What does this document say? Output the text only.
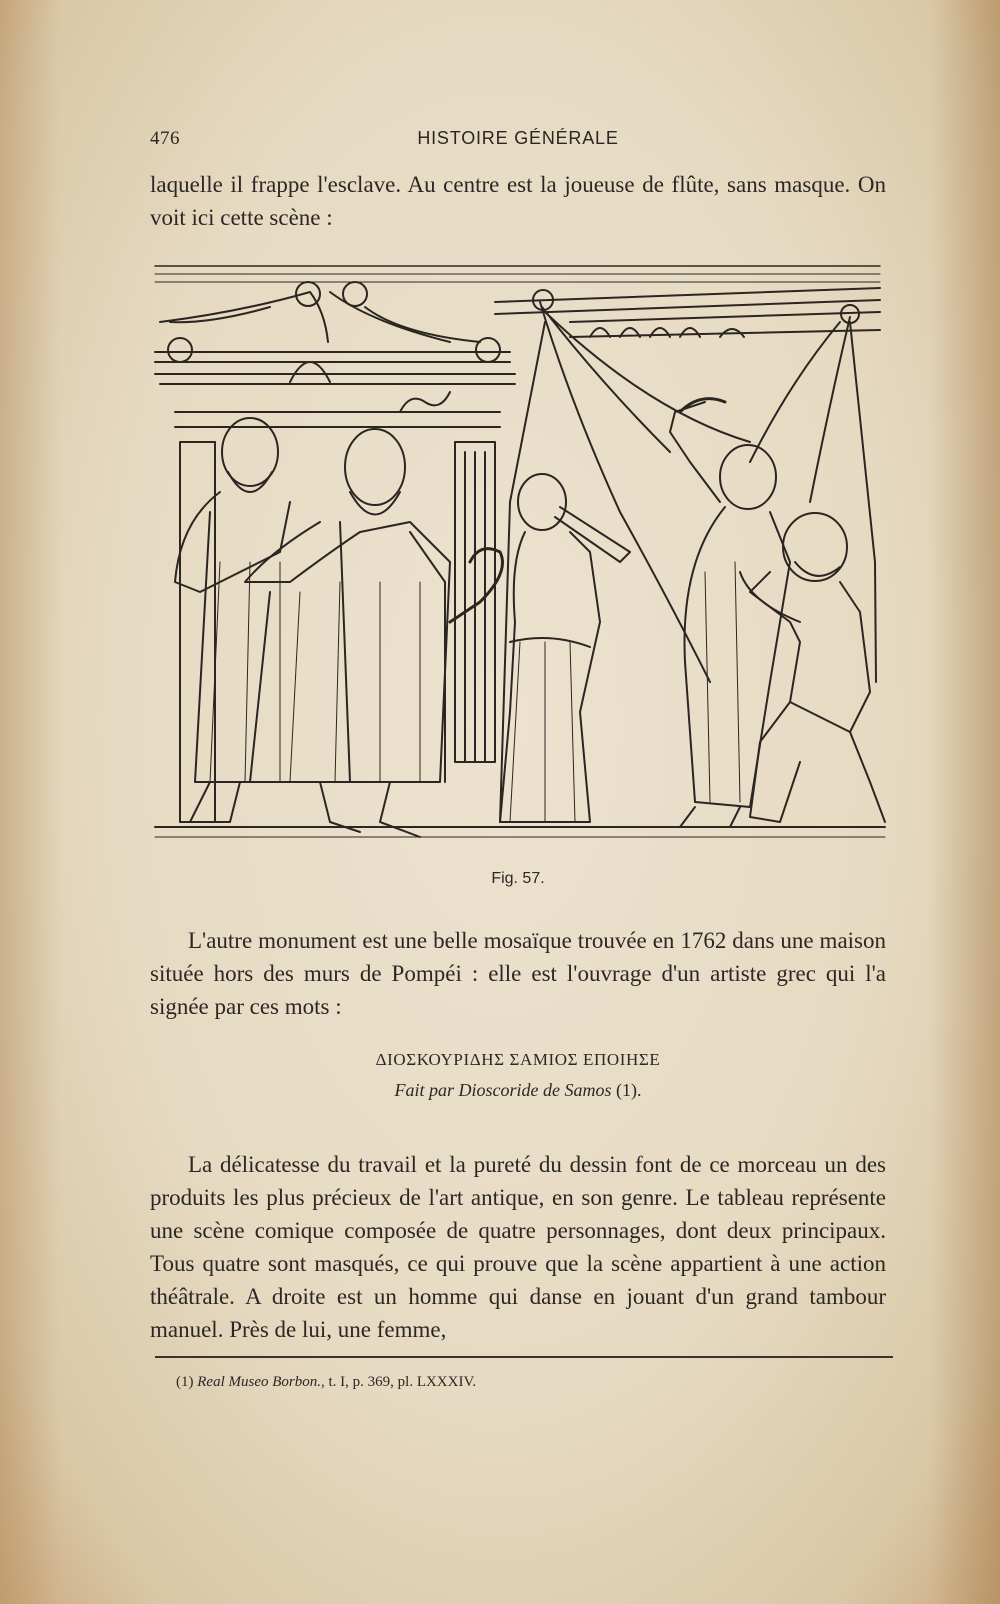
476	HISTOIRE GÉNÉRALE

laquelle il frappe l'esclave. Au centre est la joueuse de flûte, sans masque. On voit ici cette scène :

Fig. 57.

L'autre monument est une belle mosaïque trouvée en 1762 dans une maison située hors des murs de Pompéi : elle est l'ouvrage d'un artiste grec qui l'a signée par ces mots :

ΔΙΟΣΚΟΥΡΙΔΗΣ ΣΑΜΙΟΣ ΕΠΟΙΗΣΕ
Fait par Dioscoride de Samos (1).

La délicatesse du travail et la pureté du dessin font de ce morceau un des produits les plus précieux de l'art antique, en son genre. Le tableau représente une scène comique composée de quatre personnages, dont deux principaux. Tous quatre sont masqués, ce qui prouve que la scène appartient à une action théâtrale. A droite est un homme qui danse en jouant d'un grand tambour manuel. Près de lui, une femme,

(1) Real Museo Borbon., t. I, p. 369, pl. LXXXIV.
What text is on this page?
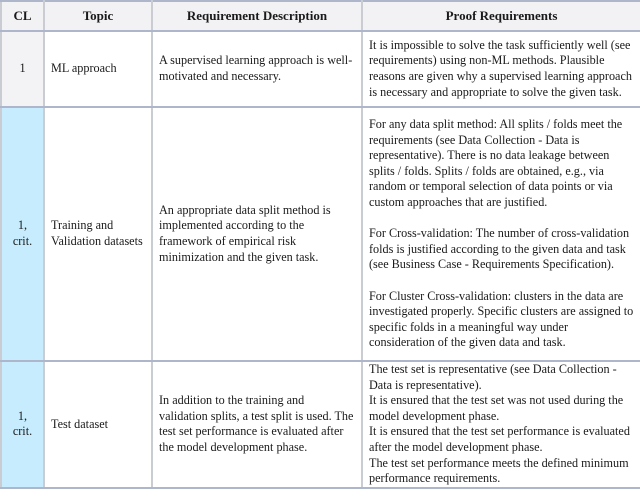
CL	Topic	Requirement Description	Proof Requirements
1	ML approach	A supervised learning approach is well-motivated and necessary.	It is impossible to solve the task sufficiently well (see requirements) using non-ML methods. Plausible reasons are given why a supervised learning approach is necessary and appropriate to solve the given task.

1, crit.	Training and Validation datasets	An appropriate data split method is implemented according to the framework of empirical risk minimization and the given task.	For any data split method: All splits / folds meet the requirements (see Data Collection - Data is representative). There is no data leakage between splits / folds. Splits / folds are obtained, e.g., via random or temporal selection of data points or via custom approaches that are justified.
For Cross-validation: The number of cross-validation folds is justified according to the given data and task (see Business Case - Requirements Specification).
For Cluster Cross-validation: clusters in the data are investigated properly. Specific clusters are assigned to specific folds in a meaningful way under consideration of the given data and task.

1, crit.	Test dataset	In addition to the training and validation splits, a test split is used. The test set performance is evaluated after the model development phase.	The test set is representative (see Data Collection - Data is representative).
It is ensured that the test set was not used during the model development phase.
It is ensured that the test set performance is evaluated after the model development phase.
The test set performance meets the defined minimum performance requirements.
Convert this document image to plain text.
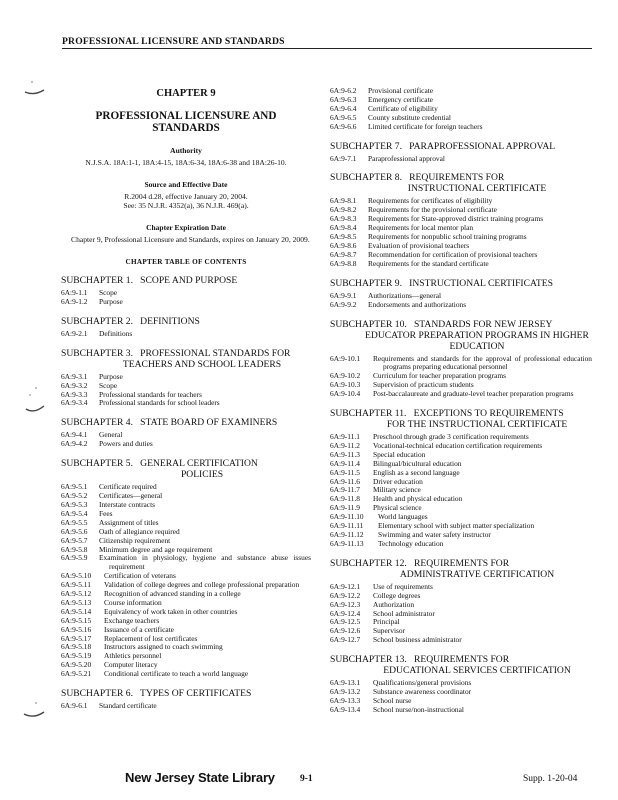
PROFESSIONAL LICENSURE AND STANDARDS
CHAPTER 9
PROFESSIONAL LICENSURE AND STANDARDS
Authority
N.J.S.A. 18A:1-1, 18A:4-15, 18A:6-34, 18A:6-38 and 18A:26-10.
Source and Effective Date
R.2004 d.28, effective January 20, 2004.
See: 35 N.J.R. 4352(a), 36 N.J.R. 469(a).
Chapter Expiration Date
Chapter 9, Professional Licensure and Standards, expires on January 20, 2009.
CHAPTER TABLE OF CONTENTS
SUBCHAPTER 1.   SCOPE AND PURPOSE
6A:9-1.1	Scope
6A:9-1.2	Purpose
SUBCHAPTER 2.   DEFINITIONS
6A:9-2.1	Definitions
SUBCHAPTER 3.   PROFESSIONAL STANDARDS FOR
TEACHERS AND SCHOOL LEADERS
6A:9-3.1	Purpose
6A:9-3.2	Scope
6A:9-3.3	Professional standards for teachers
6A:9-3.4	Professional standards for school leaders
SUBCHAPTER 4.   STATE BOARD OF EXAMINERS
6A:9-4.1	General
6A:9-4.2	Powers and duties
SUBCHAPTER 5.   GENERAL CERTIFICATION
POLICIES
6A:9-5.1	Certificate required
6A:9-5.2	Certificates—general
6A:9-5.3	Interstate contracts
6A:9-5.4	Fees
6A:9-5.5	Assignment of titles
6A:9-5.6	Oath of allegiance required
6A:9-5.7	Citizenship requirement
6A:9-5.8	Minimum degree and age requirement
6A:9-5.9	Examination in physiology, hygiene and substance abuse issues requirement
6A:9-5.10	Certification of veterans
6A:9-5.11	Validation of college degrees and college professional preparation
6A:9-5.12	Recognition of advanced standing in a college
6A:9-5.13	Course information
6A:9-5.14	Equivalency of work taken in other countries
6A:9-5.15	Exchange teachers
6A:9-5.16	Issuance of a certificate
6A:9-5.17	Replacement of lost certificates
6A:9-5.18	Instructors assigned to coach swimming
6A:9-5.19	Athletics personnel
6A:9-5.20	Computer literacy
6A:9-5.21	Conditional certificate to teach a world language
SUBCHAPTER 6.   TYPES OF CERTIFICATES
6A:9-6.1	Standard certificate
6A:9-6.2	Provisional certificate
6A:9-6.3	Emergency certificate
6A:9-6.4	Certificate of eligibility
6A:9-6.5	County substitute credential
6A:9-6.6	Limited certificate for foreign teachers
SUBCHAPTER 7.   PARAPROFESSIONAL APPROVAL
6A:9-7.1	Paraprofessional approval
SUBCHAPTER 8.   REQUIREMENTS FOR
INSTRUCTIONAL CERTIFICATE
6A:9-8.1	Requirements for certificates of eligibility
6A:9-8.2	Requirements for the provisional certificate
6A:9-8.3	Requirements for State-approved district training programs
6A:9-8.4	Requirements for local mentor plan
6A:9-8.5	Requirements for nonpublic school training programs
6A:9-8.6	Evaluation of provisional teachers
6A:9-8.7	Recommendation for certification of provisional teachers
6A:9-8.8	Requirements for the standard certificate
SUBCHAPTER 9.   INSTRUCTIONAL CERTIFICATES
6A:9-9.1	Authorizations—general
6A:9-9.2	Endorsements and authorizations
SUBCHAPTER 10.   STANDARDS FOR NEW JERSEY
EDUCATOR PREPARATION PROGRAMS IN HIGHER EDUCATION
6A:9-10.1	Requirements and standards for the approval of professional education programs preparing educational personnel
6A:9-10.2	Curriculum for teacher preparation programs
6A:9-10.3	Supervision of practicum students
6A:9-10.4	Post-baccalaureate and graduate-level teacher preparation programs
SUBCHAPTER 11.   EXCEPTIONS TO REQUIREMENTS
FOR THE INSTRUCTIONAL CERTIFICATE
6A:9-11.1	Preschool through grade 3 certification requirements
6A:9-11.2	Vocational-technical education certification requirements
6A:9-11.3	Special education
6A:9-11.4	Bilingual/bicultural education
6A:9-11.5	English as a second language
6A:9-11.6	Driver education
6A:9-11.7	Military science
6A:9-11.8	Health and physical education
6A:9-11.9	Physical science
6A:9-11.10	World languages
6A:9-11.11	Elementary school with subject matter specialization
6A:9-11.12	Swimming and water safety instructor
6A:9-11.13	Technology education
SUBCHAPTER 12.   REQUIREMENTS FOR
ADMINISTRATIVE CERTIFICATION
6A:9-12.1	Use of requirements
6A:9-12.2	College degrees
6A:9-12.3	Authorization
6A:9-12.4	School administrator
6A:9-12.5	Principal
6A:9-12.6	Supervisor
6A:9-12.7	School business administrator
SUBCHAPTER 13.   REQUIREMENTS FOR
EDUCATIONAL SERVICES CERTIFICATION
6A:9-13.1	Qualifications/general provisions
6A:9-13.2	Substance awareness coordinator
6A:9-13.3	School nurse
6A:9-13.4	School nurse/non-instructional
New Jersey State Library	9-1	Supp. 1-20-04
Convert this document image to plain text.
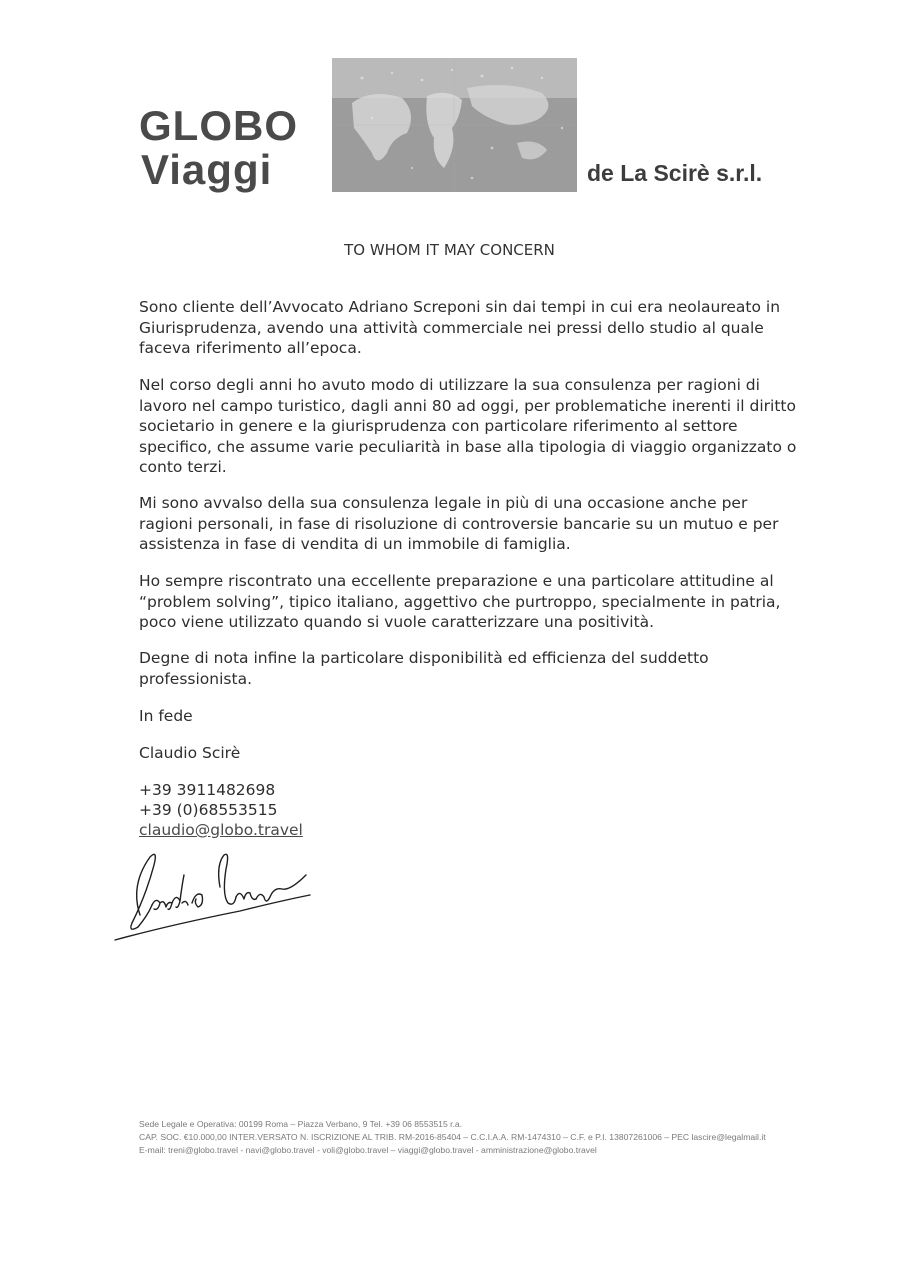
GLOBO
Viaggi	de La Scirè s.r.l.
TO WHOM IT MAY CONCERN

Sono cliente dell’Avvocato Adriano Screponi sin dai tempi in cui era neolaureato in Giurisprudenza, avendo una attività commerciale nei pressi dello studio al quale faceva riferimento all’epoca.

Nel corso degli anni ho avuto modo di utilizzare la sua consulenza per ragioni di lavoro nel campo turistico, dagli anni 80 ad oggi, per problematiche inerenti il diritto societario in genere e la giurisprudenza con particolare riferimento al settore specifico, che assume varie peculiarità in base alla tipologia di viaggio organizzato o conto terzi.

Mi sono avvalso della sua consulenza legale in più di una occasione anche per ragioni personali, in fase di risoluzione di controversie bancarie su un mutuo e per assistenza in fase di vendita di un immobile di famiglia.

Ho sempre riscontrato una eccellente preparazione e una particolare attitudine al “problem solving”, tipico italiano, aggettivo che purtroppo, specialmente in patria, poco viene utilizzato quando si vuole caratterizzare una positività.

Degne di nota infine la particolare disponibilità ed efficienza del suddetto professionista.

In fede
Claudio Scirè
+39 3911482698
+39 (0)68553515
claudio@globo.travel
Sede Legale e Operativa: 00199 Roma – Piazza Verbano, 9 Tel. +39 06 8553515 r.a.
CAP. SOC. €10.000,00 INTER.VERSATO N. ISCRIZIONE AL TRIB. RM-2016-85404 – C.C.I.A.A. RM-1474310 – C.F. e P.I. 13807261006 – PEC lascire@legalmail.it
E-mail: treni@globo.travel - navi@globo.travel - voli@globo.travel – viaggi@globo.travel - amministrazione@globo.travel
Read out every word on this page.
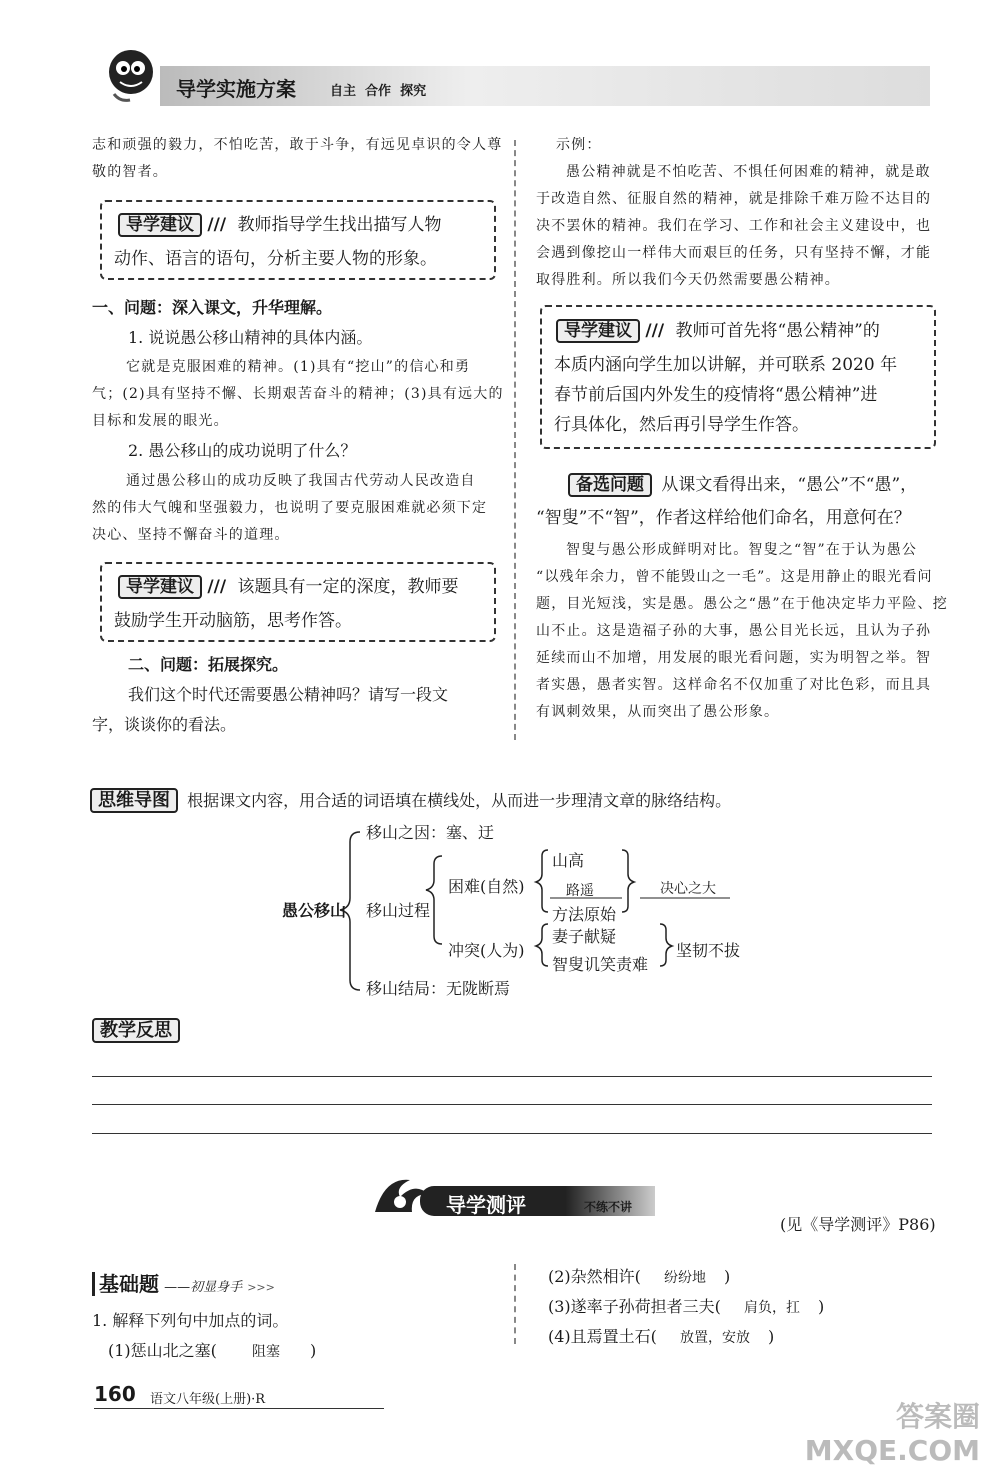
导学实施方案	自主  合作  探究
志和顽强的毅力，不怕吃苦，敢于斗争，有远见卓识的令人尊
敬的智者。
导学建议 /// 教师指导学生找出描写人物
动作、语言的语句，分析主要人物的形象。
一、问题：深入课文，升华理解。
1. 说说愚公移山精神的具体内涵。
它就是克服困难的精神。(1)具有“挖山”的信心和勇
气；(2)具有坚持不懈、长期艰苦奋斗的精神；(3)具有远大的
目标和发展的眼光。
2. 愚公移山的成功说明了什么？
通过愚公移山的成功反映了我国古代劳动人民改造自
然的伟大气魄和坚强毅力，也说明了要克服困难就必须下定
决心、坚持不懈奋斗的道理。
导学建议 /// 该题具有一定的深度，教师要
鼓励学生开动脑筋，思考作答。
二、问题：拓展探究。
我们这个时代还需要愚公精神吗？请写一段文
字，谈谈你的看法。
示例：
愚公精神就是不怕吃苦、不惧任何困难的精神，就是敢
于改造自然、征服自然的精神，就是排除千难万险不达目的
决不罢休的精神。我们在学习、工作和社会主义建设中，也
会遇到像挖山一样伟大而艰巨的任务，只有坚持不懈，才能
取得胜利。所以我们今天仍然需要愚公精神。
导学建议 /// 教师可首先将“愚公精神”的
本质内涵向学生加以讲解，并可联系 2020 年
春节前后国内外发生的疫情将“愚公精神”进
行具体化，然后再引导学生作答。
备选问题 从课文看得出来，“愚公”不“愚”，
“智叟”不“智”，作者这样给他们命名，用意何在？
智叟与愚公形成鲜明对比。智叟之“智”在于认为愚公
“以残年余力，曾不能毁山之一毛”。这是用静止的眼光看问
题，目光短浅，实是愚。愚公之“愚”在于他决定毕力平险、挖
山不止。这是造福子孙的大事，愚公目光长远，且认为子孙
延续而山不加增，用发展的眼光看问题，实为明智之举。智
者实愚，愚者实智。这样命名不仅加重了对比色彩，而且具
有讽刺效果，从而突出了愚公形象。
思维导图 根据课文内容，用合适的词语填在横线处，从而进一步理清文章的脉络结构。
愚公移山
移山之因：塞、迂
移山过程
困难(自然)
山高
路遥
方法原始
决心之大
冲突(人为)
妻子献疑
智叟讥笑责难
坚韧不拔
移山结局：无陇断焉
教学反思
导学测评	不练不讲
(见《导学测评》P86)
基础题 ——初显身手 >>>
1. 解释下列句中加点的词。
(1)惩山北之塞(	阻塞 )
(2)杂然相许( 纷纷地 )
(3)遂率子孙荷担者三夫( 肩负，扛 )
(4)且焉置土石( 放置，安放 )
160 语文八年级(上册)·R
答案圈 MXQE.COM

::::::

DIRECTION
From the data, list each line in which the string "development" appears.

TASK OUTPUT
1, crit.	Test dataset	In addition to the training and validation splits, a test split is used. The test set performance is evaluated after the model development phase.	The test set is representative (see Data Collection - Data is representative).
It is ensured that the test set was not used during the model development phase.
It is ensured that the test set performance is evaluated after the model development phase.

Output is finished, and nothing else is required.